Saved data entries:
_ _ _ _ _
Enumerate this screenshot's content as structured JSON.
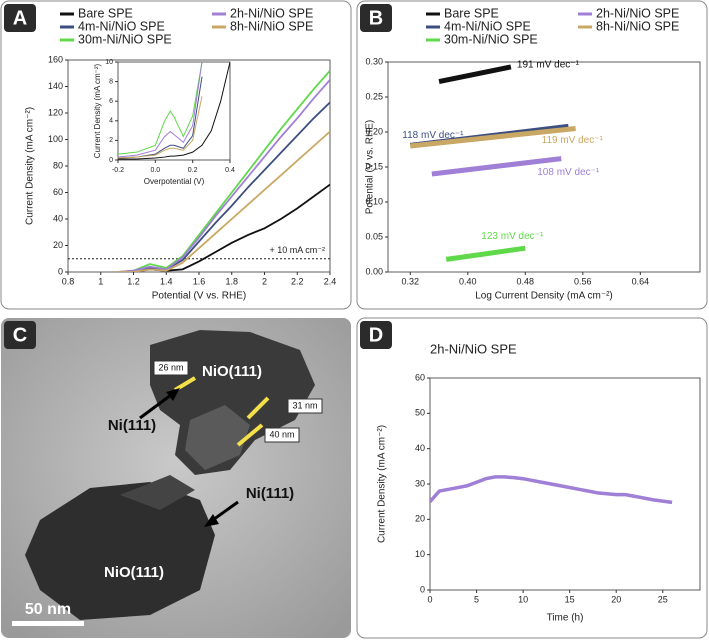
{
  "chart_data": [
    {
      "type": "line",
      "panel_label": "A",
      "xlabel": "Potential (V vs. RHE)",
      "ylabel": "Current Density (mA cm⁻²)",
      "x": [
        1.1,
        1.2,
        1.3,
        1.4,
        1.5,
        1.6,
        1.7,
        1.8,
        1.9,
        2.0,
        2.1,
        2.2,
        2.3,
        2.4
      ],
      "series": [
        {
          "name": "Bare SPE",
          "color": "#111111",
          "values": [
            0,
            0,
            2,
            1,
            2,
            8,
            15,
            22,
            28,
            33,
            40,
            48,
            57,
            66
          ]
        },
        {
          "name": "4m-Ni/NiO SPE",
          "color": "#3d4f80",
          "values": [
            0,
            0,
            3,
            2,
            9,
            23,
            37,
            50,
            64,
            77,
            90,
            103,
            116,
            128
          ]
        },
        {
          "name": "30m-Ni/NiO SPE",
          "color": "#5fd84a",
          "values": [
            0,
            1,
            6,
            3,
            12,
            28,
            44,
            60,
            76,
            92,
            108,
            123,
            138,
            152
          ]
        },
        {
          "name": "2h-Ni/NiO SPE",
          "color": "#a07fd6",
          "values": [
            0,
            1,
            4,
            2,
            11,
            26,
            42,
            57,
            72,
            87,
            102,
            116,
            131,
            145
          ]
        },
        {
          "name": "8h-Ni/NiO SPE",
          "color": "#c9a865",
          "values": [
            0,
            0,
            2,
            1,
            7,
            18,
            29,
            40,
            51,
            62,
            73,
            84,
            95,
            106
          ]
        }
      ],
      "threshold": 10,
      "annotation": "+ 10 mA cm⁻²",
      "xlim": [
        0.8,
        2.4
      ],
      "xticks": [
        0.8,
        1.0,
        1.2,
        1.4,
        1.6,
        1.8,
        2.0,
        2.2,
        2.4
      ],
      "ylim": [
        0,
        160
      ],
      "yticks": [
        0,
        20,
        40,
        60,
        80,
        100,
        120,
        140,
        160
      ]
    },
    {
      "type": "line",
      "xlabel": "Overpotential (V)",
      "ylabel": "Current Density (mA cm⁻²)",
      "x": [
        -0.2,
        -0.1,
        0,
        0.05,
        0.08,
        0.1,
        0.15,
        0.2,
        0.25,
        0.3,
        0.35,
        0.4
      ],
      "series": [
        {
          "color": "#111111",
          "values": [
            0.1,
            0.1,
            0.2,
            0.3,
            0.4,
            0.4,
            0.5,
            0.8,
            1.5,
            3,
            6,
            10
          ]
        },
        {
          "color": "#3d4f80",
          "values": [
            0.2,
            0.3,
            0.6,
            1.2,
            1.5,
            1.5,
            1.2,
            2.5,
            8.5,
            null,
            null,
            null
          ]
        },
        {
          "color": "#5fd84a",
          "values": [
            0.6,
            0.8,
            1.5,
            4,
            5,
            4.4,
            2.4,
            4.5,
            10,
            null,
            null,
            null
          ]
        },
        {
          "color": "#a07fd6",
          "values": [
            0.3,
            0.5,
            1,
            2.4,
            2.9,
            2.6,
            1.8,
            3.5,
            10,
            null,
            null,
            null
          ]
        },
        {
          "color": "#c9a865",
          "values": [
            0.2,
            0.3,
            0.5,
            1,
            1.2,
            1.2,
            1,
            2,
            6.5,
            null,
            null,
            null
          ]
        }
      ],
      "xlim": [
        -0.2,
        0.4
      ],
      "xticks": [
        -0.2,
        {
          "value": 0,
          "label": "0.0"
        },
        0.2,
        0.4
      ],
      "ylim": [
        0,
        10
      ],
      "yticks": [
        0,
        2,
        4,
        6,
        8,
        10
      ]
    },
    {
      "type": "line",
      "panel_label": "B",
      "xlabel": "Log Current Density (mA cm⁻²)",
      "ylabel": "Potential (V vs. RHE)",
      "series": [
        {
          "name": "Bare SPE",
          "color": "#111111",
          "x": [
            0.36,
            0.46
          ],
          "values": [
            0.272,
            0.293
          ],
          "slope_label": "191 mV dec⁻¹"
        },
        {
          "name": "4m-Ni/NiO SPE",
          "color": "#3d4f80",
          "x": [
            0.32,
            0.54
          ],
          "values": [
            0.181,
            0.208
          ],
          "slope_label": "118 mV dec⁻¹"
        },
        {
          "name": "30m-Ni/NiO SPE",
          "color": "#5fd84a",
          "x": [
            0.37,
            0.48
          ],
          "values": [
            0.018,
            0.034
          ],
          "slope_label": "123 mV dec⁻¹"
        },
        {
          "name": "2h-Ni/NiO SPE",
          "color": "#a07fd6",
          "x": [
            0.35,
            0.53
          ],
          "values": [
            0.14,
            0.162
          ],
          "slope_label": "108 mV dec⁻¹"
        },
        {
          "name": "8h-Ni/NiO SPE",
          "color": "#c9a865",
          "x": [
            0.32,
            0.55
          ],
          "values": [
            0.18,
            0.205
          ],
          "slope_label": "119 mV dec⁻¹"
        }
      ],
      "xlim": [
        0.289,
        0.723
      ],
      "xticks": [
        0.32,
        {
          "value": 0.4,
          "label": "0.40"
        },
        0.48,
        0.56,
        0.64
      ],
      "ylim": [
        0,
        0.3
      ],
      "yticks": [
        {
          "value": 0,
          "label": "0.00"
        },
        0.05,
        {
          "value": 0.1,
          "label": "0.10"
        },
        0.15,
        {
          "value": 0.2,
          "label": "0.20"
        },
        0.25,
        {
          "value": 0.3,
          "label": "0.30"
        }
      ]
    },
    {
      "type": "line",
      "panel_label": "D",
      "title": "2h-Ni/NiO SPE",
      "xlabel": "Time (h)",
      "ylabel": "Current Density (mA cm⁻²)",
      "x": [
        0,
        1,
        2,
        3,
        4,
        5,
        6,
        7,
        8,
        9,
        10,
        12,
        14,
        16,
        18,
        20,
        21,
        22,
        24,
        26
      ],
      "series": [
        {
          "color": "#a07fd6",
          "values": [
            25,
            28,
            28.5,
            29,
            29.5,
            30.5,
            31.5,
            32,
            32,
            31.8,
            31.5,
            30.5,
            29.5,
            28.5,
            27.5,
            27,
            27,
            26.5,
            25.5,
            24.8
          ]
        }
      ],
      "xlim": [
        0,
        29
      ],
      "xticks": [
        0,
        5,
        10,
        15,
        20,
        25
      ],
      "ylim": [
        0,
        60
      ],
      "yticks": [
        0,
        10,
        20,
        30,
        40,
        50,
        60
      ]
    }
  ],
  "tem_image": {
    "panel_label": "C",
    "labels": [
      "NiO(111)",
      "NiO(111)",
      "Ni(111)",
      "Ni(111)"
    ],
    "measurements": [
      "26 nm",
      "31 nm",
      "40 nm"
    ],
    "scale_bar": "50 nm"
  }
}
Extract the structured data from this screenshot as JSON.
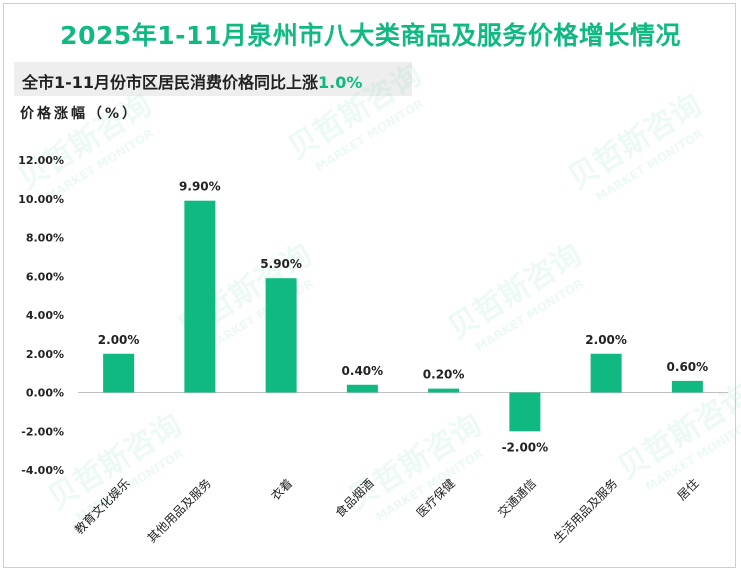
_ _ _ _ _
● **Problem**: Repeat all the records above exactly, leaving out any pictures.

● **Reply**:
Enumerate this screenshot's content as structured JSON.
{
  "chart_data": [
    {
      "type": "line",
      "panel_label": "A",
      "xlabel": "Potential (V vs. RHE)",
      "ylabel": "Current Density (mA cm⁻²)",
      "x": [
        1.1,
        1.2,
        1.3,
        1.4,
        1.5,
        1.6,
        1.7,
        1.8,
        1.9,
        2.0,
        2.1,
        2.2,
        2.3,
        2.4
      ],
      "series": [
        {
          "name": "Bare SPE",
          "color": "#111111",
          "values": [
            0,
            0,
            2,
            1,
            2,
            8,
            15,
            22,
            28,
            33,
            40,
            48,
            57,
            66
          ]
        },
        {
          "name": "4m-Ni/NiO SPE",
          "color": "#3d4f80",
          "values": [
            0,
            0,
            3,
            2,
            9,
            23,
            37,
            50,
            64,
            77,
            90,
            103,
            116,
            128
          ]
        },
        {
          "name": "30m-Ni/NiO SPE",
          "color": "#5fd84a",
          "values": [
            0,
            1,
            6,
            3,
            12,
            28,
            44,
            60,
            76,
            92,
            108,
            123,
            138,
            152
          ]
        },
        {
          "name": "2h-Ni/NiO SPE",
          "color": "#a07fd6",
          "values": [
            0,
            1,
            4,
            2,
            11,
            26,
            42,
            57,
            72,
            87,
            102,
            116,
            131,
            145
          ]
        },
        {
          "name": "8h-Ni/NiO SPE",
          "color": "#c9a865",
          "values": [
            0,
            0,
            2,
            1,
            7,
            18,
            29,
            40,
            51,
            62,
            73,
            84,
            95,
            106
          ]
        }
      ],
      "threshold": 10,
      "annotation": "+ 10 mA cm⁻²",
      "xlim": [
        0.8,
        2.4
      ],
      "xticks": [
        0.8,
        1.0,
        1.2,
        1.4,
        1.6,
        1.8,
        2.0,
        2.2,
        2.4
      ],
      "ylim": [
        0,
        160
      ],
      "yticks": [
        0,
        20,
        40,
        60,
        80,
        100,
        120,
        140,
        160
      ]
    },
    {
      "type": "line",
      "xlabel": "Overpotential (V)",
      "ylabel": "Current Density (mA cm⁻²)",
      "x": [
        -0.2,
        -0.1,
        0,
        0.05,
        0.08,
        0.1,
        0.15,
        0.2,
        0.25,
        0.3,
        0.35,
        0.4
      ],
      "series": [
        {
          "color": "#111111",
          "values": [
            0.1,
            0.1,
            0.2,
            0.3,
            0.4,
            0.4,
            0.5,
            0.8,
            1.5,
            3,
            6,
            10
          ]
        },
        {
          "color": "#3d4f80",
          "values": [
            0.2,
            0.3,
            0.6,
            1.2,
            1.5,
            1.5,
            1.2,
            2.5,
            8.5,
            null,
            null,
            null
          ]
        },
        {
          "color": "#5fd84a",
          "values": [
            0.6,
            0.8,
            1.5,
            4,
            5,
            4.4,
            2.4,
            4.5,
            10,
            null,
            null,
            null
          ]
        },
        {
          "color": "#a07fd6",
          "values": [
            0.3,
            0.5,
            1,
            2.4,
            2.9,
            2.6,
            1.8,
            3.5,
            10,
            null,
            null,
            null
          ]
        },
        {
          "color": "#c9a865",
          "values": [
            0.2,
            0.3,
            0.5,
            1,
            1.2,
            1.2,
            1,
            2,
            6.5,
            null,
            null,
            null
          ]
        }
      ],
      "xlim": [
        -0.2,
        0.4
      ],
      "xticks": [
        -0.2,
        {
          "value": 0,
          "label": "0.0"
        },
        0.2,
        0.4
      ],
      "ylim": [
        0,
        10
      ],
      "yticks": [
        0,
        2,
        4,
        6,
        8,
        10
      ]
    },
    {
      "type": "line",
      "panel_label": "B",
      "xlabel": "Log Current Density (mA cm⁻²)",
      "ylabel": "Potential (V vs. RHE)",
      "series": [
        {
          "name": "Bare SPE",
          "color": "#111111",
          "x": [
            0.36,
            0.46
          ],
          "values": [
            0.272,
            0.293
          ],
          "slope_label": "191 mV dec⁻¹"
        },
        {
          "name": "4m-Ni/NiO SPE",
          "color": "#3d4f80",
          "x": [
            0.32,
            0.54
          ],
          "values": [
            0.181,
            0.208
          ],
          "slope_label": "118 mV dec⁻¹"
        },
        {
          "name": "30m-Ni/NiO SPE",
          "color": "#5fd84a",
          "x": [
            0.37,
            0.48
          ],
          "values": [
            0.018,
            0.034
          ],
          "slope_label": "123 mV dec⁻¹"
        },
        {
          "name": "2h-Ni/NiO SPE",
          "color": "#a07fd6",
          "x": [
            0.35,
            0.53
          ],
          "values": [
            0.14,
            0.162
          ],
          "slope_label": "108 mV dec⁻¹"
        },
        {
          "name": "8h-Ni/NiO SPE",
          "color": "#c9a865",
          "x": [
            0.32,
            0.55
          ],
          "values": [
            0.18,
            0.205
          ],
          "slope_label": "119 mV dec⁻¹"
        }
      ],
      "xlim": [
        0.289,
        0.723
      ],
      "xticks": [
        0.32,
        {
          "value": 0.4,
          "label": "0.40"
        },
        0.48,
        0.56,
        0.64
      ],
      "ylim": [
        0,
        0.3
      ],
      "yticks": [
        {
          "value": 0,
          "label": "0.00"
        },
        0.05,
        {
          "value": 0.1,
          "label": "0.10"
        },
        0.15,
        {
          "value": 0.2,
          "label": "0.20"
        },
        0.25,
        {
          "value": 0.3,
          "label": "0.30"
        }
      ]
    },
    {
      "type": "line",
      "panel_label": "D",
      "title": "2h-Ni/NiO SPE",
      "xlabel": "Time (h)",
      "ylabel": "Current Density (mA cm⁻²)",
      "x": [
        0,
        1,
        2,
        3,
        4,
        5,
        6,
        7,
        8,
        9,
        10,
        12,
        14,
        16,
        18,
        20,
        21,
        22,
        24,
        26
      ],
      "series": [
        {
          "color": "#a07fd6",
          "values": [
            25,
            28,
            28.5,
            29,
            29.5,
            30.5,
            31.5,
            32,
            32,
            31.8,
            31.5,
            30.5,
            29.5,
            28.5,
            27.5,
            27,
            27,
            26.5,
            25.5,
            24.8
          ]
        }
      ],
      "xlim": [
        0,
        29
      ],
      "xticks": [
        0,
        5,
        10,
        15,
        20,
        25
      ],
      "ylim": [
        0,
        60
      ],
      "yticks": [
        0,
        10,
        20,
        30,
        40,
        50,
        60
      ]
    }
  ],
  "tem_image": {
    "panel_label": "C",
    "labels": [
      "NiO(111)",
      "NiO(111)",
      "Ni(111)",
      "Ni(111)"
    ],
    "measurements": [
      "26 nm",
      "31 nm",
      "40 nm"
    ],
    "scale_bar": "50 nm"
  }
}
Extract the structured data from this screenshot as JSON.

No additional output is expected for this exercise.